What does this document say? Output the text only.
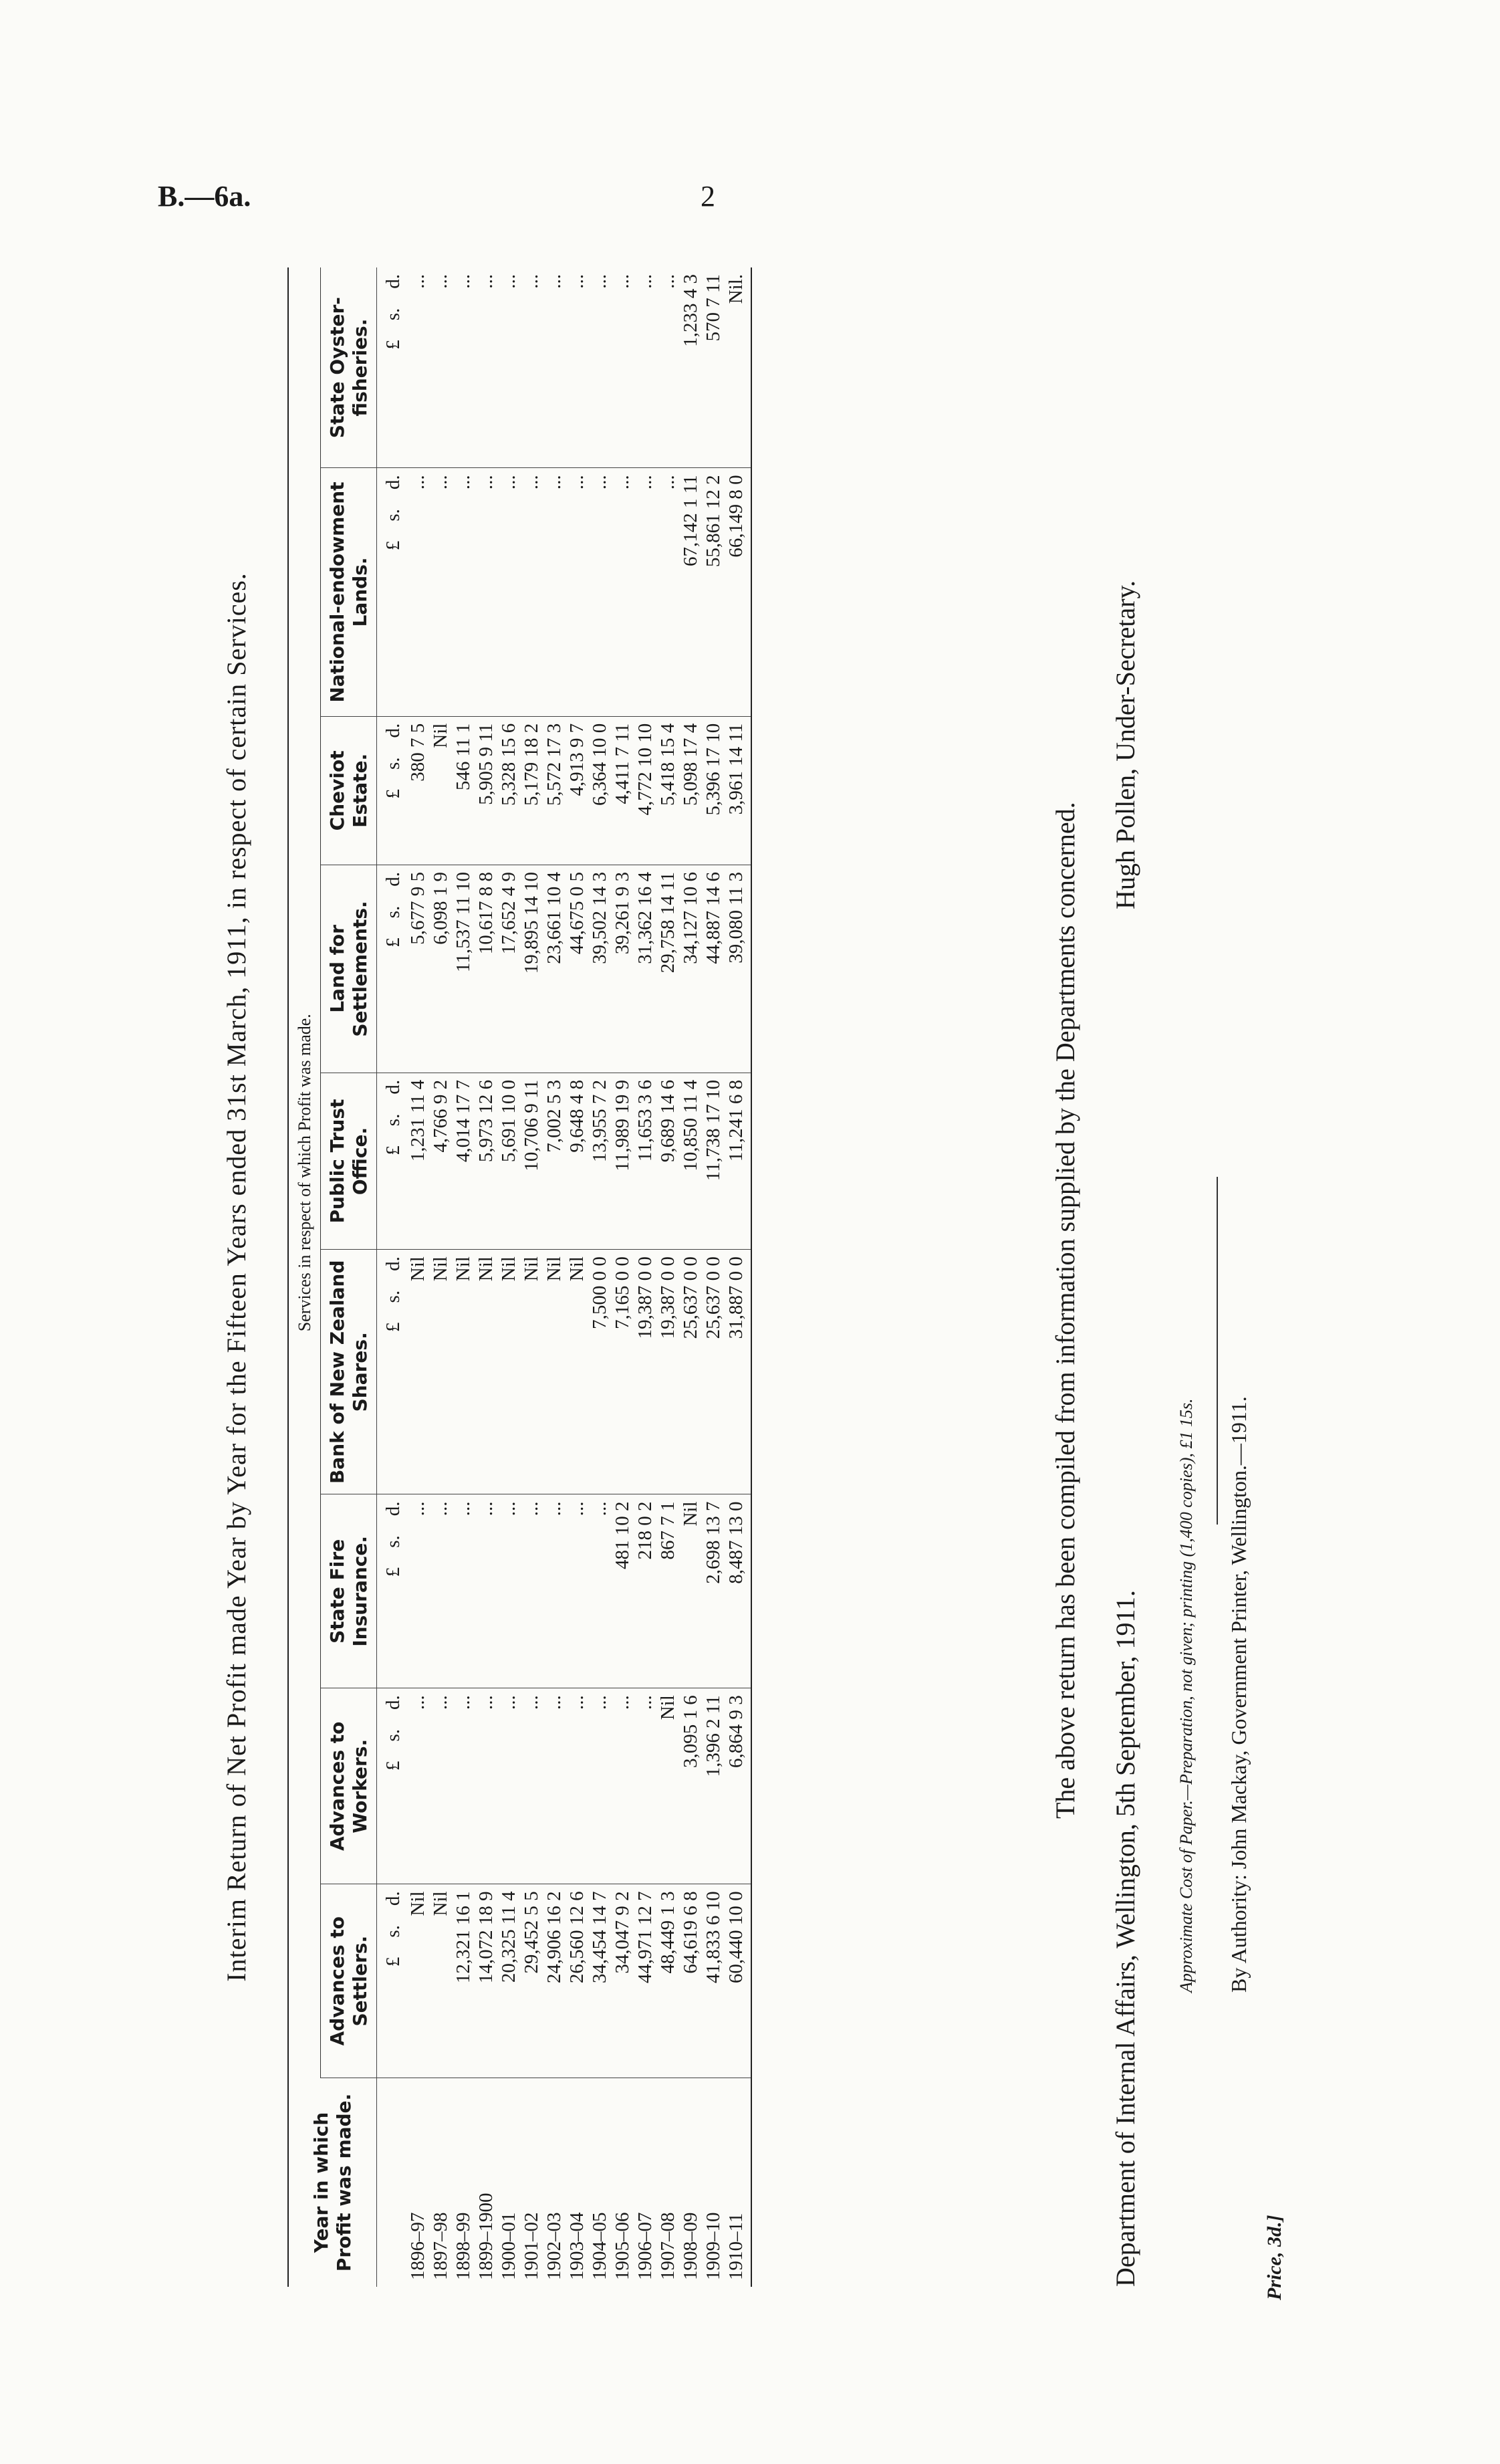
B.—6a.	2
Interim Return of Net Profit made Year by Year for the Fifteen Years ended 31st March, 1911, in respect of certain Services.
Year in which Profit was made.	Services in respect of which Profit was made.								
	Advances to Settlers.	Advances to Workers.	State Fire Insurance.	Bank of New Zealand Shares.	Public Trust Office.	Land for Settlements.	Cheviot Estate.	National-endowment Lands.	State Oyster-fisheries.
	£    s.    d.	£    s.    d.	£    s.    d.	£    s.    d.	£    s.    d.	£    s.    d.	£    s.    d.	£    s.    d.	£    s.    d.
1896–97	Nil	...	...	Nil	1,231 11 4	5,677 9 5	380 7 5	...	...
1897–98	Nil	...	...	Nil	4,766 9 2	6,098 1 9	Nil	...	...
1898–99	12,321 16 1	...	...	Nil	4,014 17 7	11,537 11 10	546 11 1	...	...
1899–1900	14,072 18 9	...	...	Nil	5,973 12 6	10,617 8 8	5,905 9 11	...	...
1900–01	20,325 11 4	...	...	Nil	5,691 10 0	17,652 4 9	5,328 15 6	...	...
1901–02	29,452 5 5	...	...	Nil	10,706 9 11	19,895 14 10	5,179 18 2	...	...
1902–03	24,906 16 2	...	...	Nil	7,002 5 3	23,661 10 4	5,572 17 3	...	...
1903–04	26,560 12 6	...	...	Nil	9,648 4 8	44,675 0 5	4,913 9 7	...	...
1904–05	34,454 14 7	...	...	7,500 0 0	13,955 7 2	39,502 14 3	6,364 10 0	...	...
1905–06	34,047 9 2	...	481 10 2	7,165 0 0	11,989 19 9	39,261 9 3	4,411 7 11	...	...
1906–07	44,971 12 7	...	218 0 2	19,387 0 0	11,653 3 6	31,362 16 4	4,772 10 10	...	...
1907–08	48,449 1 3	Nil	867 7 1	19,387 0 0	9,689 14 6	29,758 14 11	5,418 15 4	...	...
1908–09	64,619 6 8	3,095 1 6	Nil	25,637 0 0	10,850 11 4	34,127 10 6	5,098 17 4	67,142 1 11	1,233 4 3
1909–10	41,833 6 10	1,396 2 11	2,698 13 7	25,637 0 0	11,738 17 10	44,887 14 6	5,396 17 10	55,861 12 2	570 7 11
1910–11	60,440 10 0	6,864 9 3	8,487 13 0	31,887 0 0	11,241 6 8	39,080 11 3	3,961 14 11	66,149 8 0	Nil.
The above return has been compiled from information supplied by the Departments concerned.
Department of Internal Affairs, Wellington, 5th September, 1911.
Hugh Pollen, Under-Secretary.
Approximate Cost of Paper.—Preparation, not given; printing (1,400 copies), £1 15s. By Authority: John Mackay, Government Printer, Wellington.—1911.
Price, 3d.]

# What is asked:
In the records above, find each line holding "made" and copy it.

# Output below:
Interim Return of Net Profit made Year by Year for the Fifteen Years ended 31st March, 1911, in respect of certain Services.
Year in which Profit was made.	Services in respect of which Profit was made.								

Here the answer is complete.